» **AVAILABLE DATA**:
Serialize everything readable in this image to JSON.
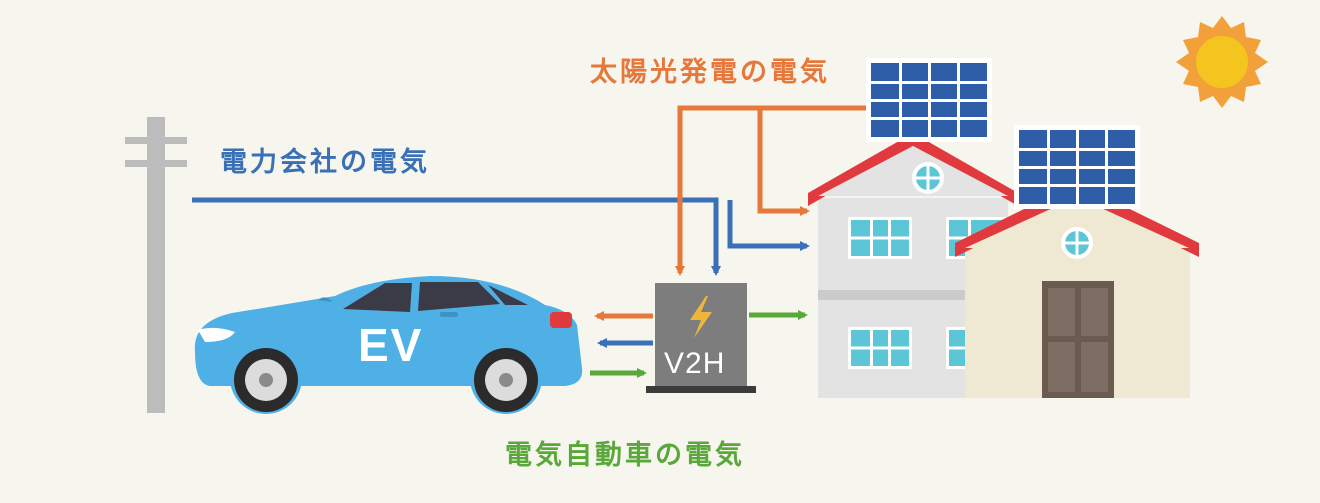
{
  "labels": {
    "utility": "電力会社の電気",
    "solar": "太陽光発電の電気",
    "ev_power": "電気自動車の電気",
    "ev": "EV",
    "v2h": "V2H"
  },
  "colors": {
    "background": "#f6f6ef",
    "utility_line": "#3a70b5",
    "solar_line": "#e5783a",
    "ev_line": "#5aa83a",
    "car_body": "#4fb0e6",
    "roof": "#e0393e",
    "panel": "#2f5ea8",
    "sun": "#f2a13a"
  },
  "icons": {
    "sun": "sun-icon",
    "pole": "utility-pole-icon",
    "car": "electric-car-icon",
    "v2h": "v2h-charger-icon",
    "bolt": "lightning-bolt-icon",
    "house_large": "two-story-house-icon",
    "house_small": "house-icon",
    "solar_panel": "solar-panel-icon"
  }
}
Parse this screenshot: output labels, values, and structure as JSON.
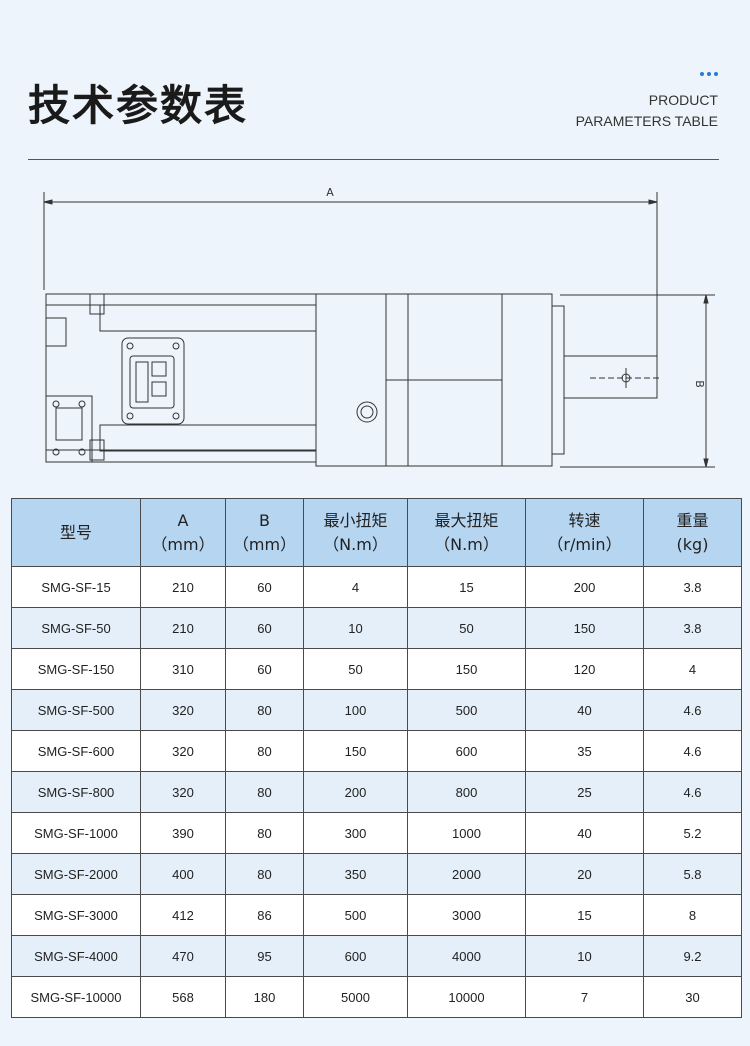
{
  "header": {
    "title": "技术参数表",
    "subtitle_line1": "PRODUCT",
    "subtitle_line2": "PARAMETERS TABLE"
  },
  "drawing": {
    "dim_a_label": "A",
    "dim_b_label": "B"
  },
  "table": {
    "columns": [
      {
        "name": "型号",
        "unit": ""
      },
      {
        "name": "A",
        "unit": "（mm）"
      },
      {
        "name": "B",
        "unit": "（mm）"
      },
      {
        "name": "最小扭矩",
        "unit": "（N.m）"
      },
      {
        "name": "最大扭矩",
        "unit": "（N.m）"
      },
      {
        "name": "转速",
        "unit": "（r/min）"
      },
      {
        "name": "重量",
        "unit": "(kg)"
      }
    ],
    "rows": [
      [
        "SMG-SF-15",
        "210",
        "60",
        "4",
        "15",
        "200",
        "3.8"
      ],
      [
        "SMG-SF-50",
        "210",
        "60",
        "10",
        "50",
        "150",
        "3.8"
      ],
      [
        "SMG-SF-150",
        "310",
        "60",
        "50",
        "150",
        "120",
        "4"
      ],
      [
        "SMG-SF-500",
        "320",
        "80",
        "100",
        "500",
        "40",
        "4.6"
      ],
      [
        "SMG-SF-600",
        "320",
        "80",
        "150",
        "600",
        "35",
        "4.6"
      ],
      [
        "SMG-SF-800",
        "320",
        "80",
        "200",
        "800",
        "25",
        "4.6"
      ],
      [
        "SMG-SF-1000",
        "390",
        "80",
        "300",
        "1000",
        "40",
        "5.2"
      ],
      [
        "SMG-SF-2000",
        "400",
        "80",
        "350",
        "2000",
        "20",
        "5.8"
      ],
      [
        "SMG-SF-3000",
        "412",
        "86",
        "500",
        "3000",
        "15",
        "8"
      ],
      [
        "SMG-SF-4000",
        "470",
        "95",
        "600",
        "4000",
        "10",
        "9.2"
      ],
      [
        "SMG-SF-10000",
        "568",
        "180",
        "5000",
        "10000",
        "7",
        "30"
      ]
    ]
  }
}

==

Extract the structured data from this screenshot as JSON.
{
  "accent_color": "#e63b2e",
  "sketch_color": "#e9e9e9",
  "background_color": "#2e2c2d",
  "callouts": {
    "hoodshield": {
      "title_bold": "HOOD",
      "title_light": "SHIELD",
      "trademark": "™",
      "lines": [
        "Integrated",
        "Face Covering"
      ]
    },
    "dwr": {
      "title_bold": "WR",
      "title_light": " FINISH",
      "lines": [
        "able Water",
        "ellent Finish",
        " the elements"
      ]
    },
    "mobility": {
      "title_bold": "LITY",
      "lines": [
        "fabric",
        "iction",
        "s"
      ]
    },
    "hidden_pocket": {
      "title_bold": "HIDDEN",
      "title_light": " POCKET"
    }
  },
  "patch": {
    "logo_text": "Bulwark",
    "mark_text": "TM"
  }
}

* * *

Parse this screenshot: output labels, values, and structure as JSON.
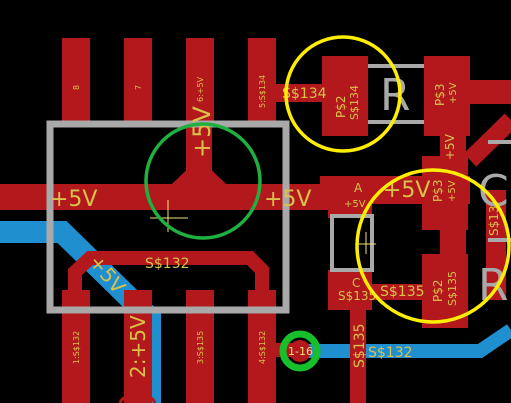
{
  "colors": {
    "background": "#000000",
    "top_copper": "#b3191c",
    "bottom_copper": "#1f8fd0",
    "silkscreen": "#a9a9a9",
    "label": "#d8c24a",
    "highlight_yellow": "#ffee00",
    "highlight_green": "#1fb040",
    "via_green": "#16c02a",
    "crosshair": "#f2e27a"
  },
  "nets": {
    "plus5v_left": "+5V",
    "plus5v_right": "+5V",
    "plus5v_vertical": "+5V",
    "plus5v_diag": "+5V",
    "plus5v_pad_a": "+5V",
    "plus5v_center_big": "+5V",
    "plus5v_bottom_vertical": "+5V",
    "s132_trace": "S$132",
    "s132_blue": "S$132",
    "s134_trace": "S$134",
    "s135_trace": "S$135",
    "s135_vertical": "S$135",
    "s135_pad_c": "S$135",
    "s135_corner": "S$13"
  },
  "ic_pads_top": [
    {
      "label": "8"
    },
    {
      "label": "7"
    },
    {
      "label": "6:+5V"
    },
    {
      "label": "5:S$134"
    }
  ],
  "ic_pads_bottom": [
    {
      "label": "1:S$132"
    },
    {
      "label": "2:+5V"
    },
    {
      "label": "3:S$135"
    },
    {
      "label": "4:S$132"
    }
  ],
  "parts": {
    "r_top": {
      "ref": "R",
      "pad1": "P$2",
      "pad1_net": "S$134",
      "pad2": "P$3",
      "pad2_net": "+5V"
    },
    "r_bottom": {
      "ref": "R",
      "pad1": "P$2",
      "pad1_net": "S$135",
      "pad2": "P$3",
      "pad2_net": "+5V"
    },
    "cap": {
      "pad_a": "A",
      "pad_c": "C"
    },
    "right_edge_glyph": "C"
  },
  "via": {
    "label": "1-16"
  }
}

» **TO BE DONE**:
Copy all the lines above that hold the string "JSON".

» **FINAL RESULT**:
Serialize everything readable in this image to JSON.
Parse this screenshot: output labels, values, and structure as JSON.
Extract the structured data from this screenshot as JSON.
Parse this screenshot: output labels, values, and structure as JSON.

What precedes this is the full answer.